Tortoise

Tortoise au Théâtre Fairmount | Comme une classe de maître

Tortoise, la légendaire formation de rock instrumental de Chicago, était enfin de retour à Montréal dimanche soir pour un set alliant intensité et virtuosité. Quelque chose comme une classe de maître.


Il y eût Tortoise au milieu des années 1990. Puis l’explosion du mouvement post-rock au tournant du millénaire, et une riche descendance de troupes instrumentales rock qui sévissent aujourd’hui. Ceux-ci en sont les branches, et ce n’est presque pas exagéré de prétendre que Tortoise en est le tronc.

Si les Godspeed, Mogwai, Pawa Up First et autres The Sea and Cake de ce monde ont conquis les tympans par milliers, c’est en grande partie parce que Tortoise fût. Et est toujours, le groupe lançant récemment un 7e album et premier en 7 ans, The Catastrophist, dont les critiques furent plus qu’élogieuses (avec raison).

........

**Problème a:** Énumérez tous les groupes que l'extrait nomme en dehors de Tortoise.

**Lignes répertoriées:**

........

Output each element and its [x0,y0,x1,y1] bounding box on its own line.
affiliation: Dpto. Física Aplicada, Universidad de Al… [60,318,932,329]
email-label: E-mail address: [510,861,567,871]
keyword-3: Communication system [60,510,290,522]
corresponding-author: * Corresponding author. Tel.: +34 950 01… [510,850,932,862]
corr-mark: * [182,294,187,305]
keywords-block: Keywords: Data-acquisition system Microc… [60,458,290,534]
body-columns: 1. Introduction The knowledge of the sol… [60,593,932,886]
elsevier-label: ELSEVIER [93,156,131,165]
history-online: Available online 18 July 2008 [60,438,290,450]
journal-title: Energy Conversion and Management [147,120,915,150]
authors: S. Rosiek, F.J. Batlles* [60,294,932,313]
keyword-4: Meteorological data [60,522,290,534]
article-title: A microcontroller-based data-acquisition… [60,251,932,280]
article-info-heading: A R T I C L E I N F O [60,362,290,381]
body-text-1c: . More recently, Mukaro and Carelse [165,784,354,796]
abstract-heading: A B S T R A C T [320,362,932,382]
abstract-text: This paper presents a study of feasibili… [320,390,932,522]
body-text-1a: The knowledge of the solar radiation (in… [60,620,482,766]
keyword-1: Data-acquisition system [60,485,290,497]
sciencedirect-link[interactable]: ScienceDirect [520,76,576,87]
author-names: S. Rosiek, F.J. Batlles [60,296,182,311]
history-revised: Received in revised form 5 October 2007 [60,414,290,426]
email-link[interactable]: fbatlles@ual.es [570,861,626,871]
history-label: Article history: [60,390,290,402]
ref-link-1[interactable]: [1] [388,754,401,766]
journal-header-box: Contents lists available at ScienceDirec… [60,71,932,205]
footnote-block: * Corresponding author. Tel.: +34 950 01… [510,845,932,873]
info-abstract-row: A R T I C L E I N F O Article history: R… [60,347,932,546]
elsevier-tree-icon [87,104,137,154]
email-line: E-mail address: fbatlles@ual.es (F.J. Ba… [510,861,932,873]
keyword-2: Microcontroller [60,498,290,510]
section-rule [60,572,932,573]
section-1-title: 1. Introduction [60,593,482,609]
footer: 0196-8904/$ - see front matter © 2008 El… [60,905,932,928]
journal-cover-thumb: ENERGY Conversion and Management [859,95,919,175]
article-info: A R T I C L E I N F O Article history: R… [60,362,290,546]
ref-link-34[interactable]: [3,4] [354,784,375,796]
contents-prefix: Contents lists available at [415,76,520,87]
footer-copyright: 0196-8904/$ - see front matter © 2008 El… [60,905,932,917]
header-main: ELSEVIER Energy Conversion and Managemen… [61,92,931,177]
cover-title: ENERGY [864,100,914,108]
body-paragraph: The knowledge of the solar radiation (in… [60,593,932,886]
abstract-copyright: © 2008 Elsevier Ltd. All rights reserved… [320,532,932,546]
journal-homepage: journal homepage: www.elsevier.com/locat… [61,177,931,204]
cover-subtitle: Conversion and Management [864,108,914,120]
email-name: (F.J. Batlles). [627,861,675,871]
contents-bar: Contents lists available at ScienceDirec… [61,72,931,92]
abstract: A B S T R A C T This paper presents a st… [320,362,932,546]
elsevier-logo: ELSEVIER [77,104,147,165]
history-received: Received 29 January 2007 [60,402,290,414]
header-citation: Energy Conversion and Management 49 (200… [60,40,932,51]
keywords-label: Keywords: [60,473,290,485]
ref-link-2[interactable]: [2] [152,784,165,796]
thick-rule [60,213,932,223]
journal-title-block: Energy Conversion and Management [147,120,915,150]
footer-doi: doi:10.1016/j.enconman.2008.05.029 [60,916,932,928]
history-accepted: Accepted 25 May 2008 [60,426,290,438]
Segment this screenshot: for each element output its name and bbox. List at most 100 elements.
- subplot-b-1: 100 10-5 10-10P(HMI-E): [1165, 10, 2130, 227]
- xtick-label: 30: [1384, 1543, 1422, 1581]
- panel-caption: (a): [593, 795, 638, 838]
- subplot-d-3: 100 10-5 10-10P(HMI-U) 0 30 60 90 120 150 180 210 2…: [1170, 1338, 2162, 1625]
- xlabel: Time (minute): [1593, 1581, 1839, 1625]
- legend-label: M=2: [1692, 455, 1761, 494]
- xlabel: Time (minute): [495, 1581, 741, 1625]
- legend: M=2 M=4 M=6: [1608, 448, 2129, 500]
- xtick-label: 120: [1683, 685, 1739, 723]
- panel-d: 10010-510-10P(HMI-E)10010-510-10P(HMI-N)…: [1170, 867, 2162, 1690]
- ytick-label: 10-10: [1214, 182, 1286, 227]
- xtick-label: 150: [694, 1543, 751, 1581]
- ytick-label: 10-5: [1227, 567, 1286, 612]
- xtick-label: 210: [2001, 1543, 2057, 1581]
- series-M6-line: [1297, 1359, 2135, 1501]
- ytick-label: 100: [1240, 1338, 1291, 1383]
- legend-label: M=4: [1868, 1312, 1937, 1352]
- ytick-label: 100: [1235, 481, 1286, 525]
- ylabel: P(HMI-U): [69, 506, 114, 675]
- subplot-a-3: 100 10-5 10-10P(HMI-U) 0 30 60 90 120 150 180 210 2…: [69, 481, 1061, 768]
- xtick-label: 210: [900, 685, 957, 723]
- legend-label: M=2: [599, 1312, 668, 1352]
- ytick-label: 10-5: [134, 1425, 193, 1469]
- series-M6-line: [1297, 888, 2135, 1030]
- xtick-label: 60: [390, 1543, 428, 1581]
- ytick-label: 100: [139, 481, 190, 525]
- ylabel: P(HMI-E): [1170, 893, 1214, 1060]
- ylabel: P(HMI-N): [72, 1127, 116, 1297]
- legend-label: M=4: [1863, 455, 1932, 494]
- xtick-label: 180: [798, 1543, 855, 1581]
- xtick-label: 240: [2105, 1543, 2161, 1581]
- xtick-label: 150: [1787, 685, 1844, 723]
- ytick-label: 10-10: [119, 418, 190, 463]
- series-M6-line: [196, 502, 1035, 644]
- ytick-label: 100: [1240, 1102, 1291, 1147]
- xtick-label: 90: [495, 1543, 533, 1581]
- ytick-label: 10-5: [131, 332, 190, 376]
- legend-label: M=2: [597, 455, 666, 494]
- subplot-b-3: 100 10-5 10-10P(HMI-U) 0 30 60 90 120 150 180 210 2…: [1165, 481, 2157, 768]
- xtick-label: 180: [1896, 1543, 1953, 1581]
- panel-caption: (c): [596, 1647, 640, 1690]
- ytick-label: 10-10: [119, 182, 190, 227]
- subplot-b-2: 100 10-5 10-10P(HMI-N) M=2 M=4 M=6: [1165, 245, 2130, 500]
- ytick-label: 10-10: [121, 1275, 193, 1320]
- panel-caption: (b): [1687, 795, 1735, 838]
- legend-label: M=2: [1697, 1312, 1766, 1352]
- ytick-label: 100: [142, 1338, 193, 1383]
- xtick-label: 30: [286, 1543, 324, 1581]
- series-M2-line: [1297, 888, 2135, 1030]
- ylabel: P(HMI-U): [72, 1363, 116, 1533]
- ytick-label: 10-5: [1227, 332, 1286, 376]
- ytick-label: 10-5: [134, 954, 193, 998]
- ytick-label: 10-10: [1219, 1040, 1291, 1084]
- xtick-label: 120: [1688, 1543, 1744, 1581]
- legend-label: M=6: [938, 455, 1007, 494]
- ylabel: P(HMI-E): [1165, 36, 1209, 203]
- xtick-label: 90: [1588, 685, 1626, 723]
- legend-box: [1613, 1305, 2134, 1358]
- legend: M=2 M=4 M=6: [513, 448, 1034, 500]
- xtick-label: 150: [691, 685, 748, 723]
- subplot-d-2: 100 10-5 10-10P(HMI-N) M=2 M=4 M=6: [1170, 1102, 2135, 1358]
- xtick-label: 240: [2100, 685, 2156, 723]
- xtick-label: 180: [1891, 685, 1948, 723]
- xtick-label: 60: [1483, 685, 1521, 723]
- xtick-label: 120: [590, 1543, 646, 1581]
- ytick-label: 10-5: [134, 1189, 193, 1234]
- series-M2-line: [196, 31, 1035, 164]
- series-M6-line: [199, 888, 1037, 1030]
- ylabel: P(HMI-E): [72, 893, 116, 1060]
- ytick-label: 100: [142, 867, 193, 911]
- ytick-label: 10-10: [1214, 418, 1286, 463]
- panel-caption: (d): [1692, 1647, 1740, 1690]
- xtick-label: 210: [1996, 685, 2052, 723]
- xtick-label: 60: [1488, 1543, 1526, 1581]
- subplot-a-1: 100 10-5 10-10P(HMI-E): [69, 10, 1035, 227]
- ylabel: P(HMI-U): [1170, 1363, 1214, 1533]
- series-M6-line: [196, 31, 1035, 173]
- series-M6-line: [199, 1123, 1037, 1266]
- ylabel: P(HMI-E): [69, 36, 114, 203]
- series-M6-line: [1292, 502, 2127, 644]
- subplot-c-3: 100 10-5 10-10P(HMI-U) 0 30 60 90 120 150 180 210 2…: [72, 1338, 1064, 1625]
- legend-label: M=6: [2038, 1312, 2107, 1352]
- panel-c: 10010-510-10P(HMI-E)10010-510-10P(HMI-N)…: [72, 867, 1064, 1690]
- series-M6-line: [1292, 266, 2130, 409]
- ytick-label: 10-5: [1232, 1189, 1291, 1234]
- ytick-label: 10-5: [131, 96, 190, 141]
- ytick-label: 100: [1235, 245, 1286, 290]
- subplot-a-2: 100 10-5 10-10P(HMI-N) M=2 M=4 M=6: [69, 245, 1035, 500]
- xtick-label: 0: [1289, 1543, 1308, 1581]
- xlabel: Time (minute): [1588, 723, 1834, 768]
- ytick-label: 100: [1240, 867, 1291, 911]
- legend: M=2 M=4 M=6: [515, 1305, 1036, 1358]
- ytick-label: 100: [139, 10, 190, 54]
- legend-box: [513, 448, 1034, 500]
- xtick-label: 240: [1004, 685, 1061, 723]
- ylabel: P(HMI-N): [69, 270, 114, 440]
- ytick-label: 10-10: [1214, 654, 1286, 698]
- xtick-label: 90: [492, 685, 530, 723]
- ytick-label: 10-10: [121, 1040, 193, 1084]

........

**Problème b:** Recopiez mot pour mot les lignes répertoriées, de la toute première jusqu'à celle qui contient « corresponding-author: * Corresponding », celle-ci incluse.

**Solution a:**
Godspeed
Mogwai
Pawa Up First
The Sea and Cake

**Solution b:**
Output each element and its [x0,y0,x1,y1] bounding box on its own line.
affiliation: Dpto. Física Aplicada, Universidad de Al… [60,318,932,329]
email-label: E-mail address: [510,861,567,871]
keyword-3: Communication system [60,510,290,522]
corresponding-author: * Corresponding author. Tel.: +34 950 01… [510,850,932,862]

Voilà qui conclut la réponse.